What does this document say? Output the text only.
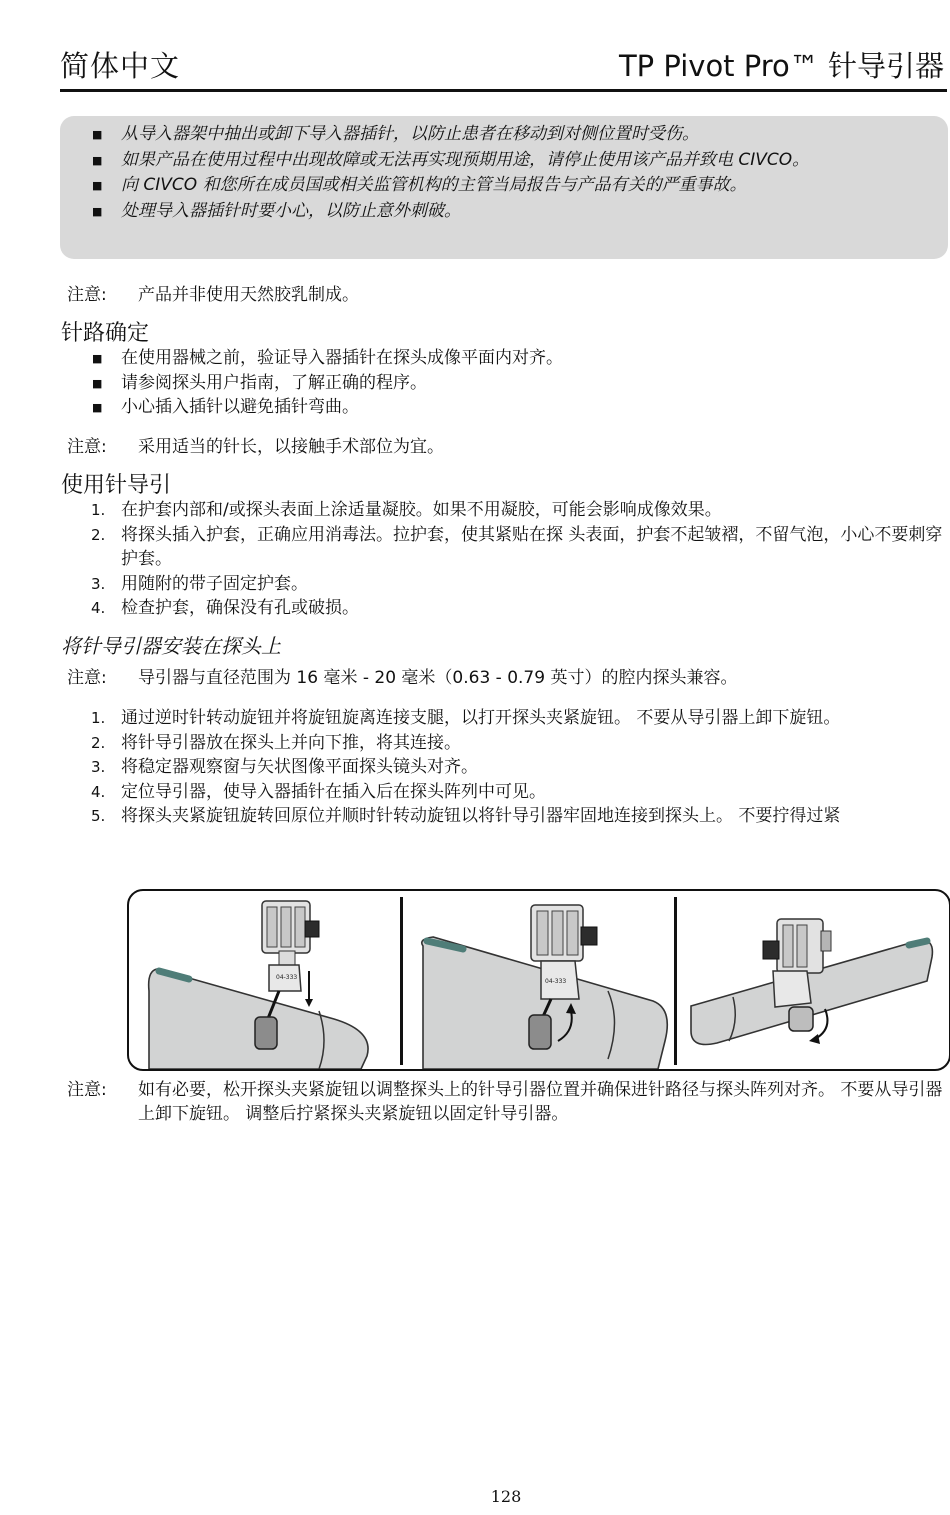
简体中文	TP Pivot Pro™ 针导引器
■ 从导入器架中抽出或卸下导入器插针，以防止患者在移动到对侧位置时受伤。
■ 如果产品在使用过程中出现故障或无法再实现预期用途，请停止使用该产品并致电 CIVCO。
■ 向 CIVCO 和您所在成员国或相关监管机构的主管当局报告与产品有关的严重事故。
■ 处理导入器插针时要小心，以防止意外刺破。
注意: 产品并非使用天然胶乳制成。
针路确定
■ 在使用器械之前，验证导入器插针在探头成像平面内对齐。
■ 请参阅探头用户指南，了解正确的程序。
■ 小心插入插针以避免插针弯曲。
注意: 采用适当的针长，以接触手术部位为宜。
使用针导引
1. 在护套内部和/或探头表面上涂适量凝胶。如果不用凝胶，可能会影响成像效果。
2. 将探头插入护套，正确应用消毒法。拉护套，使其紧贴在探 头表面，护套不起皱褶，不留气泡，小心不要刺穿护套。
3. 用随附的带子固定护套。
4. 检查护套，确保没有孔或破损。
将针导引器安装在探头上
注意: 导引器与直径范围为 16 毫米 - 20 毫米（0.63 - 0.79 英寸）的腔内探头兼容。
1. 通过逆时针转动旋钮并将旋钮旋离连接支腿，以打开探头夹紧旋钮。 不要从导引器上卸下旋钮。
2. 将针导引器放在探头上并向下推，将其连接。
3. 将稳定器观察窗与矢状图像平面探头镜头对齐。
4. 定位导引器，使导入器插针在插入后在探头阵列中可见。
5. 将探头夹紧旋钮旋转回原位并顺时针转动旋钮以将针导引器牢固地连接到探头上。 不要拧得过紧
04-333
04-333
注意: 如有必要，松开探头夹紧旋钮以调整探头上的针导引器位置并确保进针路径与探头阵列对齐。 不要从导引器上卸下旋钮。 调整后拧紧探头夹紧旋钮以固定针导引器。
128
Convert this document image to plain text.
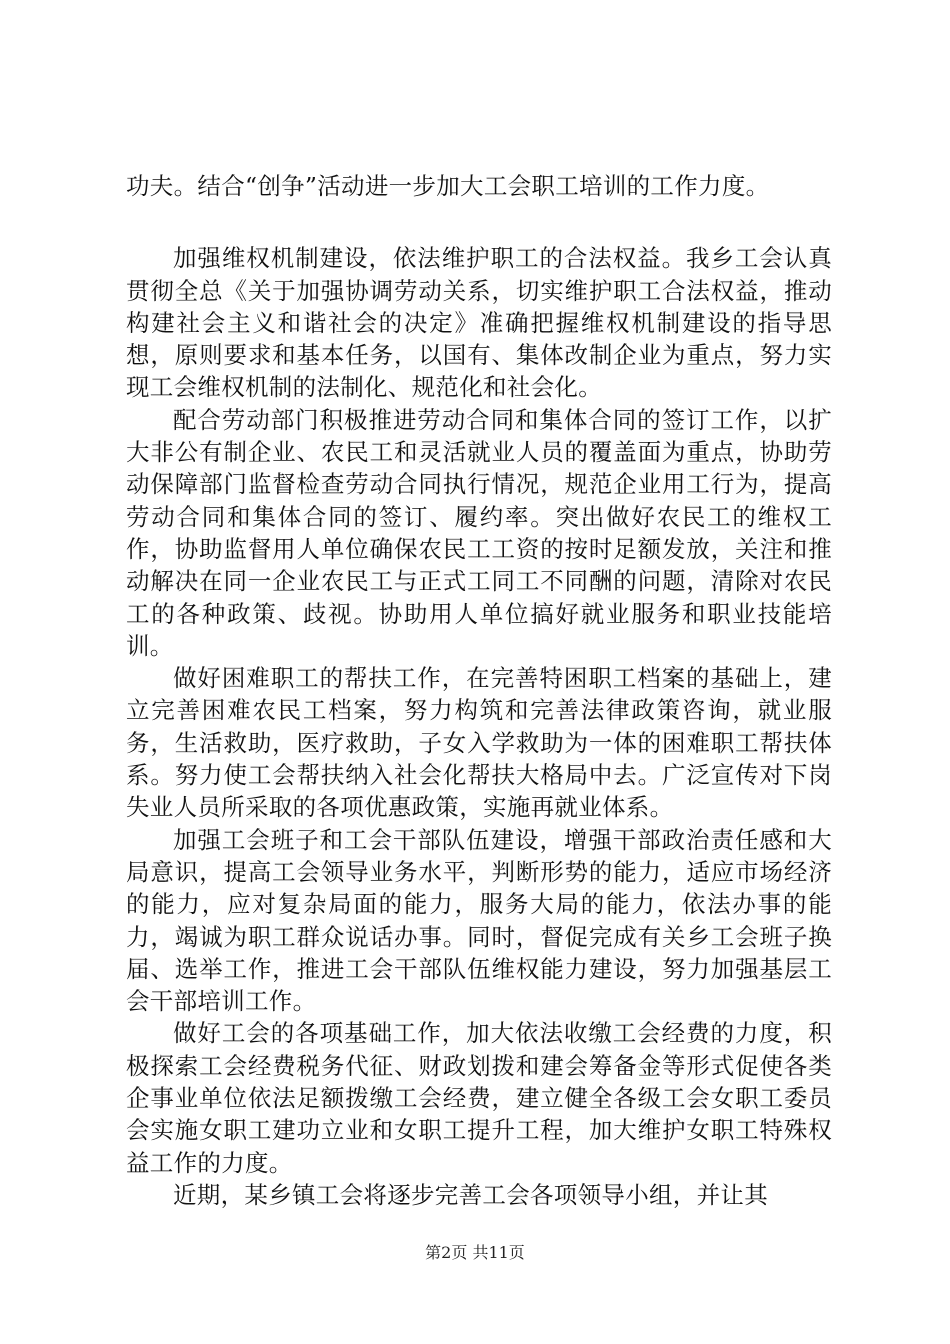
功夫。结合“创争”活动进一步加大工会职工培训的工作力度。

加强维权机制建设，依法维护职工的合法权益。我乡工会认真贯彻全总《关于加强协调劳动关系，切实维护职工合法权益，推动构建社会主义和谐社会的决定》准确把握维权机制建设的指导思想，原则要求和基本任务，以国有、集体改制企业为重点，努力实现工会维权机制的法制化、规范化和社会化。

配合劳动部门积极推进劳动合同和集体合同的签订工作，以扩大非公有制企业、农民工和灵活就业人员的覆盖面为重点，协助劳动保障部门监督检查劳动合同执行情况，规范企业用工行为，提高劳动合同和集体合同的签订、履约率。突出做好农民工的维权工作，协助监督用人单位确保农民工工资的按时足额发放，关注和推动解决在同一企业农民工与正式工同工不同酬的问题，清除对农民工的各种政策、歧视。协助用人单位搞好就业服务和职业技能培训。

做好困难职工的帮扶工作，在完善特困职工档案的基础上，建立完善困难农民工档案，努力构筑和完善法律政策咨询，就业服务，生活救助，医疗救助，子女入学救助为一体的困难职工帮扶体系。努力使工会帮扶纳入社会化帮扶大格局中去。广泛宣传对下岗失业人员所采取的各项优惠政策，实施再就业体系。

加强工会班子和工会干部队伍建设，增强干部政治责任感和大局意识，提高工会领导业务水平，判断形势的能力，适应市场经济的能力，应对复杂局面的能力，服务大局的能力，依法办事的能力，竭诚为职工群众说话办事。同时，督促完成有关乡工会班子换届、选举工作，推进工会干部队伍维权能力建设，努力加强基层工会干部培训工作。

做好工会的各项基础工作，加大依法收缴工会经费的力度，积极探索工会经费税务代征、财政划拨和建会筹备金等形式促使各类企事业单位依法足额拨缴工会经费，建立健全各级工会女职工委员会实施女职工建功立业和女职工提升工程，加大维护女职工特殊权益工作的力度。

近期，某乡镇工会将逐步完善工会各项领导小组，并让其

第2页 共11页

══════════════════════════════

# TO BE DONE
Only lines with the word "CIVCO" are wanted, so copy each one from the records.

# SOLUTION FOR THIS TASK
■ 如果产品在使用过程中出现故障或无法再实现预期用途，请停止使用该产品并致电 CIVCO。
■ 向 CIVCO 和您所在成员国或相关监管机构的主管当局报告与产品有关的严重事故。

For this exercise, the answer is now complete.